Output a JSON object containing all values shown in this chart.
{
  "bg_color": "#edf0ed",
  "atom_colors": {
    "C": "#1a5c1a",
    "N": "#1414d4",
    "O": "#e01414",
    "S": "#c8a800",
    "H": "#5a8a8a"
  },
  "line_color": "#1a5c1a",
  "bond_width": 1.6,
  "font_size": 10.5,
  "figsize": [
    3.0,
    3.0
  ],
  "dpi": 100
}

==*==

**Set task:** Reproduce the full listing exactly.

**The output:**
Output a JSON object containing all values shown in this chart.
{
  "bg_color": "#edf0ed",
  "atom_colors": {
    "C": "#1a5c1a",
    "N": "#1414d4",
    "O": "#e01414",
    "S": "#c8a800",
    "H": "#5a8a8a"
  },
  "line_color": "#1a5c1a",
  "bond_width": 1.6,
  "font_size": 10.5,
  "figsize": [
    3.0,
    3.0
  ],
  "dpi": 100
}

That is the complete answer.